Copy every line of the listing exactly.
..........
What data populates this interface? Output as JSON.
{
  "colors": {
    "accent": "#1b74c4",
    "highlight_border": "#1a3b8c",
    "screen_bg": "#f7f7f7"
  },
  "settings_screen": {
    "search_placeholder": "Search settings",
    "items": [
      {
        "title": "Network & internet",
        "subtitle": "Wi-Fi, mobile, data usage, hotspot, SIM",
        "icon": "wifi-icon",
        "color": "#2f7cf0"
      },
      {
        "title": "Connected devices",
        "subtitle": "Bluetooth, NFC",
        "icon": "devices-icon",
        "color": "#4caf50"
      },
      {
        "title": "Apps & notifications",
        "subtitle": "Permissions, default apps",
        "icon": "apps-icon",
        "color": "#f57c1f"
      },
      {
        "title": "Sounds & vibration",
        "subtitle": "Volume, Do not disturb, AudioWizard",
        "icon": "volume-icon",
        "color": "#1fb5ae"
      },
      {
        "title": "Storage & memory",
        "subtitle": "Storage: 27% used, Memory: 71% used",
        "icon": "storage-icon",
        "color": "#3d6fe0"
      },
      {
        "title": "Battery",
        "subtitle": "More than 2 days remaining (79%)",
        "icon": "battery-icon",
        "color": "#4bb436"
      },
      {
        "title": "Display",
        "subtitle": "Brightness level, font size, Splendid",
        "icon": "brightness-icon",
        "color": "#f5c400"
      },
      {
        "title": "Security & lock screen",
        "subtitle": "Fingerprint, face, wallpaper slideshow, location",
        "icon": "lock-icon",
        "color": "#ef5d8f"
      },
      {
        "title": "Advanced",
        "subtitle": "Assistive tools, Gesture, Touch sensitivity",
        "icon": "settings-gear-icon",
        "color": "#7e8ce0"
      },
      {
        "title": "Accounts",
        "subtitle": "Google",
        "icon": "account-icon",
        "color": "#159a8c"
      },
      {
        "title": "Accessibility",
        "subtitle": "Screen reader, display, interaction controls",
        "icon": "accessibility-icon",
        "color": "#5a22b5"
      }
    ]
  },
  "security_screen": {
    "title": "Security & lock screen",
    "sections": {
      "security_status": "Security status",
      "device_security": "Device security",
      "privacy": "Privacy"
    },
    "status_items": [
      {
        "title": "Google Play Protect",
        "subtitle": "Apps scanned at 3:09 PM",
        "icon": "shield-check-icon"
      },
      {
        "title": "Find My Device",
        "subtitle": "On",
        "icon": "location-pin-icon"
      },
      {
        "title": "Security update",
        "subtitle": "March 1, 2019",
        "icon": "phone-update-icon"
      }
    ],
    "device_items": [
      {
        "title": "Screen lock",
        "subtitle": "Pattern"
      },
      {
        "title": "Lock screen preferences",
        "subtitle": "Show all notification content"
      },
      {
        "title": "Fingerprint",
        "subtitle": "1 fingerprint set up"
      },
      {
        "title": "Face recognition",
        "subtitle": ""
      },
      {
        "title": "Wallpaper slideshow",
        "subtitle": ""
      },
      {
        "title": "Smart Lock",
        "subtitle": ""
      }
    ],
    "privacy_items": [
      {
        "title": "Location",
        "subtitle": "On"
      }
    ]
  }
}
..........
= Result of this exercise =
What data populates this interface? Output as JSON.
{
  "colors": {
    "accent": "#1b74c4",
    "highlight_border": "#1a3b8c",
    "screen_bg": "#f7f7f7"
  },
  "settings_screen": {
    "search_placeholder": "Search settings",
    "items": [
      {
        "title": "Network & internet",
        "subtitle": "Wi-Fi, mobile, data usage, hotspot, SIM",
        "icon": "wifi-icon",
        "color": "#2f7cf0"
      },
      {
        "title": "Connected devices",
        "subtitle": "Bluetooth, NFC",
        "icon": "devices-icon",
        "color": "#4caf50"
      },
      {
        "title": "Apps & notifications",
        "subtitle": "Permissions, default apps",
        "icon": "apps-icon",
        "color": "#f57c1f"
      },
      {
        "title": "Sounds & vibration",
        "subtitle": "Volume, Do not disturb, AudioWizard",
        "icon": "volume-icon",
        "color": "#1fb5ae"
      },
      {
        "title": "Storage & memory",
        "subtitle": "Storage: 27% used, Memory: 71% used",
        "icon": "storage-icon",
        "color": "#3d6fe0"
      },
      {
        "title": "Battery",
        "subtitle": "More than 2 days remaining (79%)",
        "icon": "battery-icon",
        "color": "#4bb436"
      },
      {
        "title": "Display",
        "subtitle": "Brightness level, font size, Splendid",
        "icon": "brightness-icon",
        "color": "#f5c400"
      },
      {
        "title": "Security & lock screen",
        "subtitle": "Fingerprint, face, wallpaper slideshow, location",
        "icon": "lock-icon",
        "color": "#ef5d8f"
      },
      {
        "title": "Advanced",
        "subtitle": "Assistive tools, Gesture, Touch sensitivity",
        "icon": "settings-gear-icon",
        "color": "#7e8ce0"
      },
      {
        "title": "Accounts",
        "subtitle": "Google",
        "icon": "account-icon",
        "color": "#159a8c"
      },
      {
        "title": "Accessibility",
        "subtitle": "Screen reader, display, interaction controls",
        "icon": "accessibility-icon",
        "color": "#5a22b5"
      }
    ]
  },
  "security_screen": {
    "title": "Security & lock screen",
    "sections": {
      "security_status": "Security status",
      "device_security": "Device security",
      "privacy": "Privacy"
    },
    "status_items": [
      {
        "title": "Google Play Protect",
        "subtitle": "Apps scanned at 3:09 PM",
        "icon": "shield-check-icon"
      },
      {
        "title": "Find My Device",
        "subtitle": "On",
        "icon": "location-pin-icon"
      },
      {
        "title": "Security update",
        "subtitle": "March 1, 2019",
        "icon": "phone-update-icon"
      }
    ],
    "device_items": [
      {
        "title": "Screen lock",
        "subtitle": "Pattern"
      },
      {
        "title": "Lock screen preferences",
        "subtitle": "Show all notification content"
      },
      {
        "title": "Fingerprint",
        "subtitle": "1 fingerprint set up"
      },
      {
        "title": "Face recognition",
        "subtitle": ""
      },
      {
        "title": "Wallpaper slideshow",
        "subtitle": ""
      },
      {
        "title": "Smart Lock",
        "subtitle": ""
      }
    ],
    "privacy_items": [
      {
        "title": "Location",
        "subtitle": "On"
      }
    ]
  }
}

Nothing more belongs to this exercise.